[TEXT TO READ]
-------------------------
Jan's Cinnamon and Maple Swirl "Better"-Cream Coffee Cake

Jan's Cinnamon and Maple Swirl "Better"-Cream Coffee Cake

This is a large coffee cake filled with cinnamon and a delicate crumb topping. Lactaid® Cottage Cheese transforms into ‘Better’ Cream that substitutes for sour cream, creating a moist and tender cake.

Prep Time:
30 mins
Cook Time:
60 mins
Total Time:
1 hr 30 mins
Yield:
16 servings
Servings:
16

Ingredients

Swirl

  • 1 cup brown sugar, packed
  • 2 tablespoons ground cinnamon
  • 3 teaspoons unsweetened cocoa powder
  • ¼ teaspoon salt

Topping

  • ½ cup white sugar
  • ½ cup flour
  • ¾ cup ground cinnamon
  • 3 tablespoons non-dairy butter or margarine, melted

Cake

  • 1 ½ cups LACTAID® Lowfat Milk
  • 3 teaspoons lemon juice
  • 2 teaspoons cream of tartar
  • ¾ cup LACTAID® Cottage Cheese
  • 1 ½ cups white sugar
  • 1/3 cup brown sugar
  • ¾ cup non-dairy butter or margarine, softened
  • 4 large eggs
  • 4 cups all-purpose flour, divided
  • 3 teaspoons vanilla extract
  • 2 teaspoons maple extract
  • ½ teaspoon salt
  • 3 teaspoons baking powder

Directions

Step 1
Preheat oven to 350 degrees F (175 degrees C). Grease and flour a 10-cup Bundt pan.
-------------------------
[LISTED RECORDS]

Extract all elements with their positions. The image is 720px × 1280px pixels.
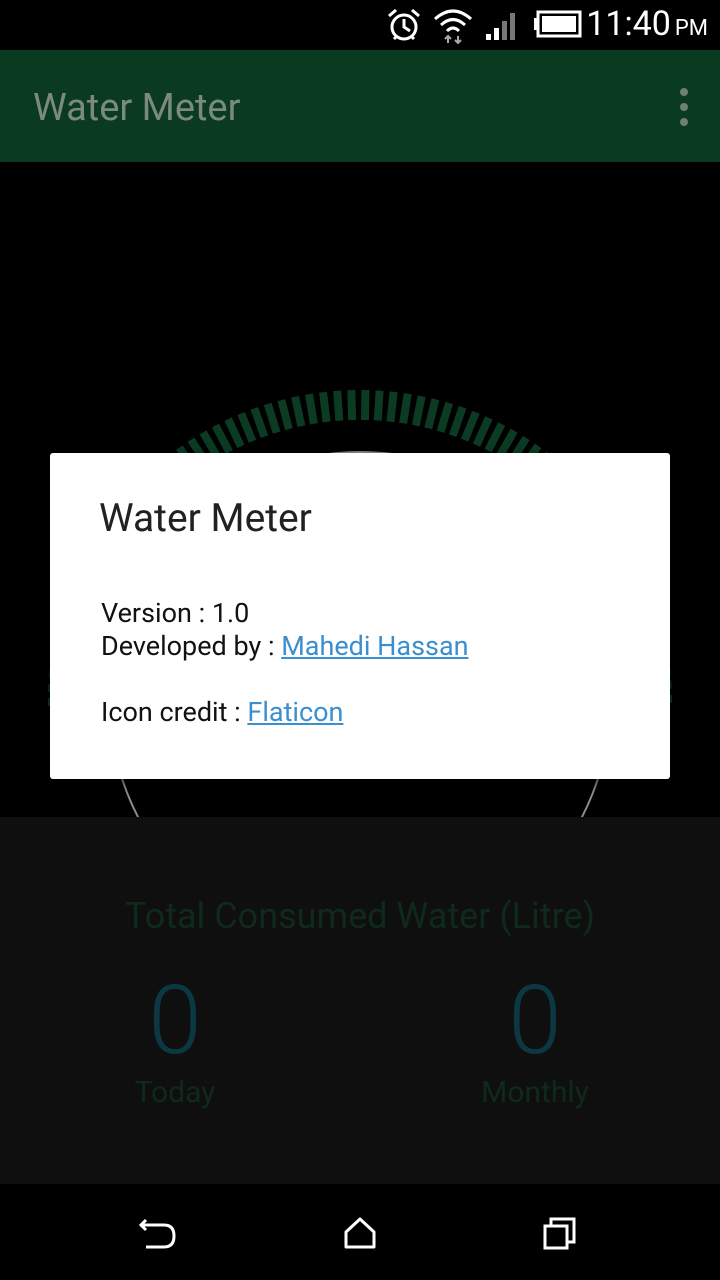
alarm-icon <box>388 8 420 41</box>
developer-link[interactable]: Mahedi Hassan <box>281 630 468 662</box>
gauge-segment <box>411 395 426 427</box>
status-bar: 11:40 PM <box>0 0 720 50</box>
gauge-segment <box>386 391 398 423</box>
gauge-segment <box>319 391 331 423</box>
developed-by-label: Developed by : <box>101 630 282 662</box>
about-dialog: Water Meter Version : 1.0 Developed by :… <box>50 453 670 779</box>
back-icon[interactable] <box>138 1214 178 1254</box>
home-icon[interactable] <box>340 1214 380 1254</box>
gauge-segment <box>277 399 293 431</box>
gauge-segment <box>484 422 506 453</box>
app-title: Water Meter <box>33 86 241 130</box>
gauge-segment <box>461 410 480 442</box>
gauge-segment <box>373 390 384 421</box>
gauge-segment <box>224 417 245 449</box>
gauge-segment <box>211 423 233 454</box>
gauge-segment <box>399 393 412 424</box>
gauge-segment <box>250 407 269 439</box>
signal-icon <box>486 13 515 40</box>
icon-credit-line: Icon credit : Flaticon <box>101 696 343 728</box>
monthly-label: Monthly <box>481 1075 589 1110</box>
gauge-segment <box>347 390 357 421</box>
overflow-menu-icon[interactable] <box>678 88 690 128</box>
today-label: Today <box>134 1075 216 1110</box>
gauge-segment <box>448 406 467 438</box>
gauge-segment <box>305 393 318 425</box>
gauge-segment <box>360 389 370 421</box>
gauge-segment <box>333 390 344 422</box>
gauge-segment <box>472 416 493 447</box>
gauge-segment <box>263 402 281 434</box>
gauge-segment <box>436 401 453 433</box>
battery-icon <box>534 10 582 38</box>
navigation-bar <box>0 1184 720 1280</box>
flaticon-link[interactable]: Flaticon <box>247 696 343 728</box>
total-consumed-label: Total Consumed Water (Litre) <box>124 895 596 937</box>
clock-time: 11:40 <box>586 4 671 44</box>
icon-credit-label: Icon credit : <box>101 696 248 728</box>
developed-by-line: Developed by : Mahedi Hassan <box>101 630 469 662</box>
today-value: 0 <box>148 965 202 1077</box>
monthly-value: 0 <box>508 965 562 1077</box>
wifi-icon <box>434 9 472 44</box>
gauge-segment <box>424 398 440 430</box>
recents-icon[interactable] <box>540 1214 580 1254</box>
clock-ampm: PM <box>674 16 708 41</box>
status-clock: 11:40 PM <box>586 4 708 44</box>
version-text: Version : 1.0 <box>101 597 250 629</box>
app-bar: Water Meter <box>0 50 720 162</box>
gauge-segment <box>291 395 306 427</box>
consumption-panel: Total Consumed Water (Litre) 0 Today 0 M… <box>0 817 720 1184</box>
gauge-segment <box>237 412 257 443</box>
dialog-title: Water Meter <box>99 495 312 541</box>
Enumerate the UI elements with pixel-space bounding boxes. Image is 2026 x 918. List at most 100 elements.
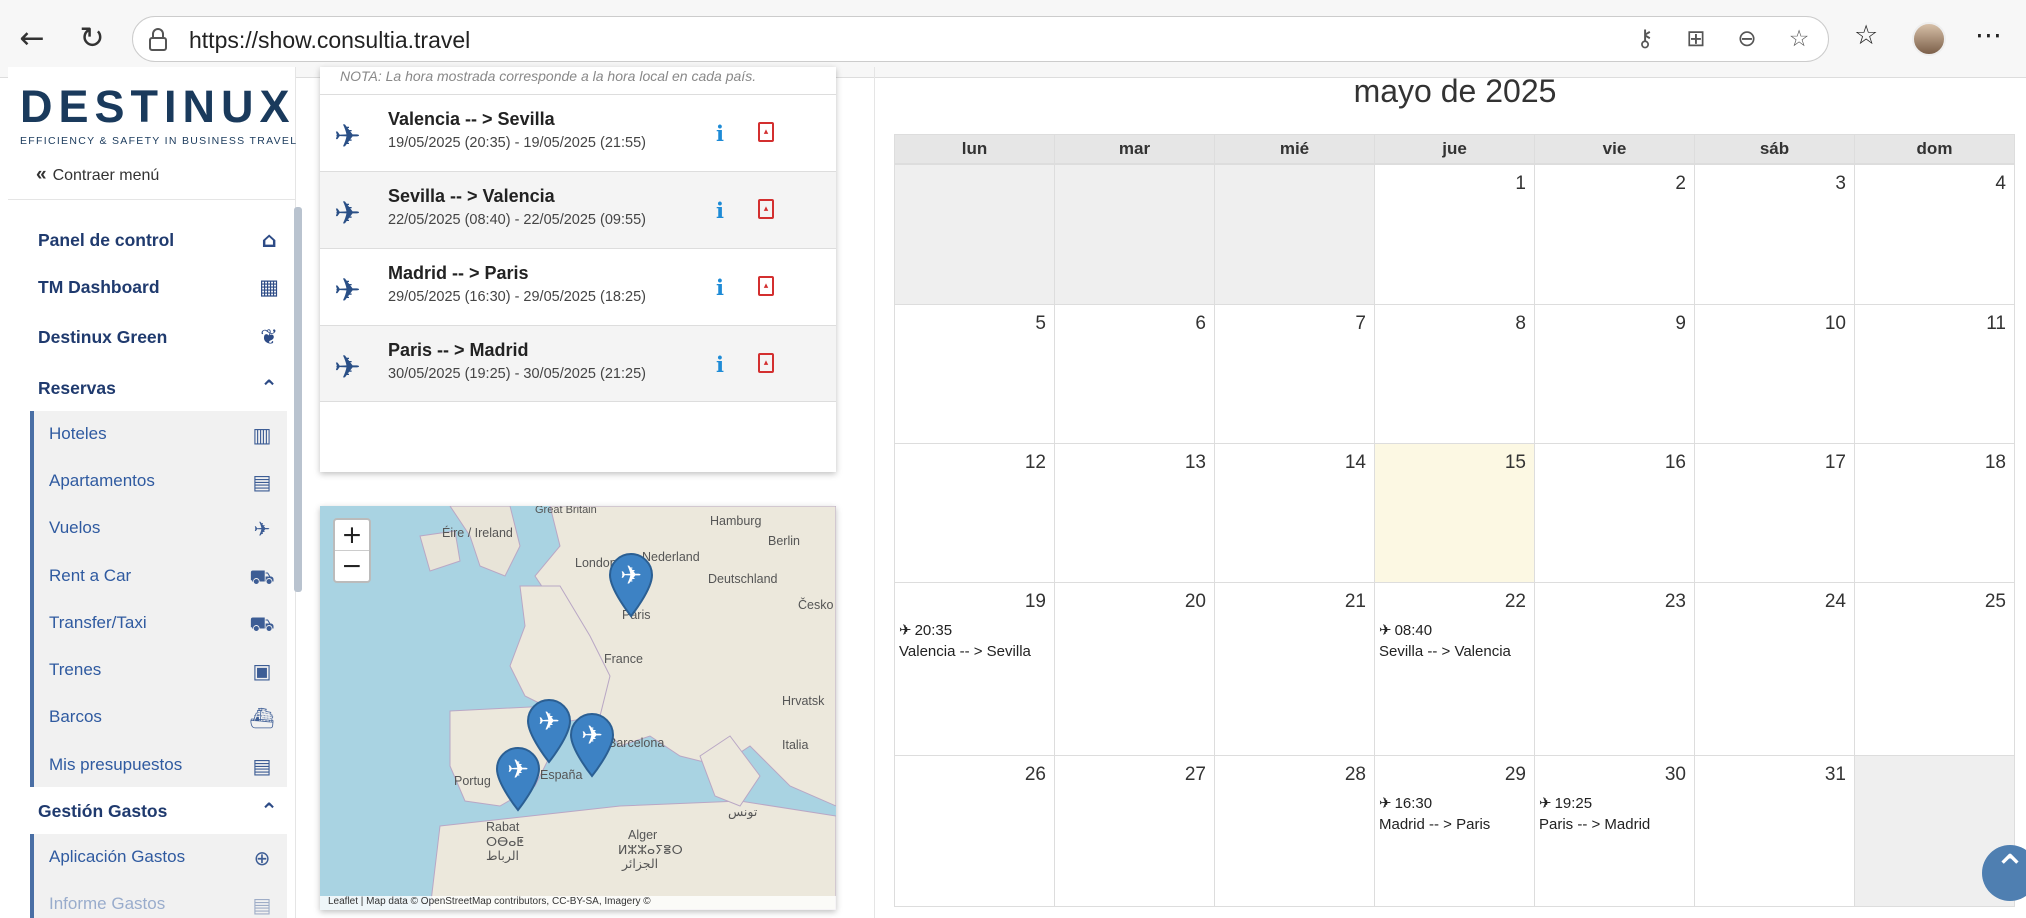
info-icon[interactable]: i — [716, 275, 724, 300]
calendar-day[interactable]: 8 — [1374, 304, 1535, 444]
calendar-day[interactable]: 18 — [1854, 443, 2015, 583]
sidebar-item-panel-de-control[interactable]: Panel de control ⌂ — [38, 220, 283, 260]
calendar-day[interactable] — [894, 164, 1055, 305]
calendar-event[interactable]: ✈ 08:40 — [1379, 621, 1432, 639]
event-title[interactable]: Madrid -- > Paris — [1379, 816, 1490, 833]
event-title[interactable]: Sevilla -- > Valencia — [1379, 643, 1511, 660]
sidebar-item-label: Panel de control — [38, 229, 175, 250]
sidebar-scrollbar[interactable] — [294, 207, 302, 592]
calendar-day[interactable]: 29 ✈ 16:30 Madrid -- > Paris — [1374, 755, 1535, 907]
flight-row[interactable]: ✈ Paris -- > Madrid 30/05/2025 (19:25) -… — [320, 325, 836, 402]
flight-dates: 22/05/2025 (08:40) - 22/05/2025 (09:55) — [388, 212, 646, 228]
calendar-day[interactable]: 19 ✈ 20:35 Valencia -- > Sevilla — [894, 582, 1055, 756]
collapse-menu-button[interactable]: « Contraer menú — [36, 164, 159, 186]
sidebar-item-destinux-green[interactable]: Destinux Green ❦ — [38, 317, 283, 357]
back-icon[interactable]: ← — [14, 20, 50, 56]
sidebar-item-informe-gastos[interactable]: Informe Gastos ▤ — [49, 884, 275, 918]
info-icon[interactable]: i — [716, 121, 724, 146]
calendar-day[interactable]: 26 — [894, 755, 1055, 907]
day-number: 29 — [1504, 764, 1526, 785]
trip-map[interactable]: + − Great Britain Hamburg Éire / Ireland… — [320, 506, 836, 910]
map-marker-sevilla[interactable]: ✈ — [495, 746, 541, 812]
calendar-day[interactable]: 12 — [894, 443, 1055, 583]
zoom-out-icon[interactable]: ⊖ — [1733, 26, 1761, 54]
calendar-day[interactable]: 17 — [1694, 443, 1855, 583]
calendar-day[interactable]: 10 — [1694, 304, 1855, 444]
sidebar-item-gestion-gastos[interactable]: Gestión Gastos ⌃ — [38, 791, 283, 831]
calendar-day[interactable]: 23 — [1534, 582, 1695, 756]
calendar-day[interactable]: 1 — [1374, 164, 1535, 305]
calendar-day[interactable]: 5 — [894, 304, 1055, 444]
calendar-day[interactable]: 20 — [1054, 582, 1215, 756]
calendar-day[interactable]: 28 — [1214, 755, 1375, 907]
weekday-header: jue — [1374, 134, 1535, 164]
calendar-event[interactable]: ✈ 16:30 — [1379, 794, 1432, 812]
flight-row[interactable]: ✈ Madrid -- > Paris 29/05/2025 (16:30) -… — [320, 248, 836, 325]
calendar-day[interactable]: 9 — [1534, 304, 1695, 444]
calendar-day[interactable]: 7 — [1214, 304, 1375, 444]
calendar-day[interactable]: 31 — [1694, 755, 1855, 907]
favorite-star-icon[interactable]: ☆ — [1785, 26, 1813, 54]
flight-dates: 30/05/2025 (19:25) - 30/05/2025 (21:25) — [388, 366, 646, 382]
plane-icon: ✈ — [1539, 794, 1552, 812]
sidebar-item-mis-presupuestos[interactable]: Mis presupuestos ▤ — [49, 745, 275, 785]
sidebar-item-tm-dashboard[interactable]: TM Dashboard ▦ — [38, 267, 283, 307]
zoom-out-button[interactable]: − — [335, 551, 369, 582]
calendar-event[interactable]: ✈ 19:25 — [1539, 794, 1592, 812]
calendar-day[interactable]: 22 ✈ 08:40 Sevilla -- > Valencia — [1374, 582, 1535, 756]
info-icon[interactable]: i — [716, 352, 724, 377]
calendar-day[interactable]: 2 — [1534, 164, 1695, 305]
map-marker-valencia[interactable]: ✈ — [569, 712, 615, 778]
calendar-day[interactable]: 11 — [1854, 304, 2015, 444]
destinux-logo[interactable]: DESTINUX EFFICIENCY & SAFETY IN BUSINESS… — [20, 81, 296, 151]
sidebar-item-hoteles[interactable]: Hoteles ▥ — [49, 414, 275, 454]
calendar-day[interactable]: 30 ✈ 19:25 Paris -- > Madrid — [1534, 755, 1695, 907]
sidebar-item-rent-a-car[interactable]: Rent a Car ⛟ — [49, 556, 275, 596]
more-options-icon[interactable]: ⋯ — [1975, 20, 2002, 51]
pdf-icon[interactable]: ▴ — [758, 276, 774, 296]
key-icon[interactable]: ⚷ — [1631, 26, 1659, 54]
calendar-event[interactable]: ✈ 20:35 — [899, 621, 952, 639]
calendar-day[interactable]: 6 — [1054, 304, 1215, 444]
info-icon[interactable]: i — [716, 198, 724, 223]
calendar-day[interactable]: 4 — [1854, 164, 2015, 305]
calendar-day[interactable] — [1214, 164, 1375, 305]
calendar-day[interactable] — [1054, 164, 1215, 305]
avatar[interactable] — [1912, 22, 1946, 56]
calendar-day[interactable]: 21 — [1214, 582, 1375, 756]
flight-row[interactable]: ✈ Valencia -- > Sevilla 19/05/2025 (20:3… — [320, 94, 836, 171]
calendar-day[interactable]: 3 — [1694, 164, 1855, 305]
day-number: 20 — [1184, 591, 1206, 612]
calendar-day[interactable]: 24 — [1694, 582, 1855, 756]
sidebar-item-transfer-taxi[interactable]: Transfer/Taxi ⛟ — [49, 603, 275, 643]
sidebar-item-vuelos[interactable]: Vuelos ✈ — [49, 508, 275, 548]
sidebar-item-trenes[interactable]: Trenes ▣ — [49, 650, 275, 690]
app-add-icon[interactable]: ⊞ — [1682, 26, 1710, 54]
sidebar-item-aplicacion-gastos[interactable]: Aplicación Gastos ⊕ — [49, 837, 275, 877]
calendar-day[interactable]: 27 — [1054, 755, 1215, 907]
flight-row[interactable]: ✈ Sevilla -- > Valencia 22/05/2025 (08:4… — [320, 171, 836, 248]
calendar-day[interactable]: 15 — [1374, 443, 1535, 583]
pdf-icon[interactable]: ▴ — [758, 199, 774, 219]
sidebar-item-barcos[interactable]: Barcos ⛴ — [49, 697, 275, 737]
calendar-title: mayo de 2025 — [1353, 73, 1557, 109]
calendar-day[interactable]: 25 — [1854, 582, 2015, 756]
pdf-icon[interactable]: ▴ — [758, 353, 774, 373]
zoom-in-button[interactable]: + — [335, 520, 369, 551]
event-title[interactable]: Paris -- > Madrid — [1539, 816, 1650, 833]
pdf-icon[interactable]: ▴ — [758, 122, 774, 142]
reload-icon[interactable]: ↻ — [74, 20, 110, 56]
sidebar-item-apartamentos[interactable]: Apartamentos ▤ — [49, 461, 275, 501]
calendar-day[interactable]: 14 — [1214, 443, 1375, 583]
sidebar-item-reservas[interactable]: Reservas ⌃ — [38, 368, 283, 408]
map-label: Hrvatsk — [782, 694, 825, 708]
address-bar[interactable]: https://show.consultia.travel ⚷ ⊞ ⊖ ☆ — [132, 16, 1829, 62]
calendar-day[interactable]: 13 — [1054, 443, 1215, 583]
favorites-icon[interactable]: ☆ — [1854, 20, 1878, 51]
event-title[interactable]: Valencia -- > Sevilla — [899, 643, 1031, 660]
sidebar-item-label: Trenes — [49, 660, 102, 679]
sidebar-item-label: Rent a Car — [49, 566, 132, 585]
day-number: 11 — [1986, 313, 2006, 334]
map-marker-paris[interactable]: ✈ — [608, 552, 654, 618]
calendar-day[interactable]: 16 — [1534, 443, 1695, 583]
-------------------------
[TO-DO LIST]
• 1. Revise the coffee cake recipe, starting at "This is a large" and ending at "and tender cake.", with "moist" replaced by "rich".
• 2. Copy every line of the records that contains the string "Developed", matching case exactly.
The records are unrelated to the coffee cake recipe.

[TASK SOLUTIONS]
• 1.
This is a large coffee cake filled with cinnamon and a delicate crumb topping. Lactaid® Cottage Cheese transforms into ‘Better’ Cream that substitutes for sour cream, creating a rich and tender cake.

• 2.
developed-by-label: Developed by : <box>101 630 282 662</box>
about-dialog: Water Meter Version : 1.0 Developed by :… <box>50 453 670 779</box>
developed-by-line: Developed by : Mahedi Hassan <box>101 630 469 662</box>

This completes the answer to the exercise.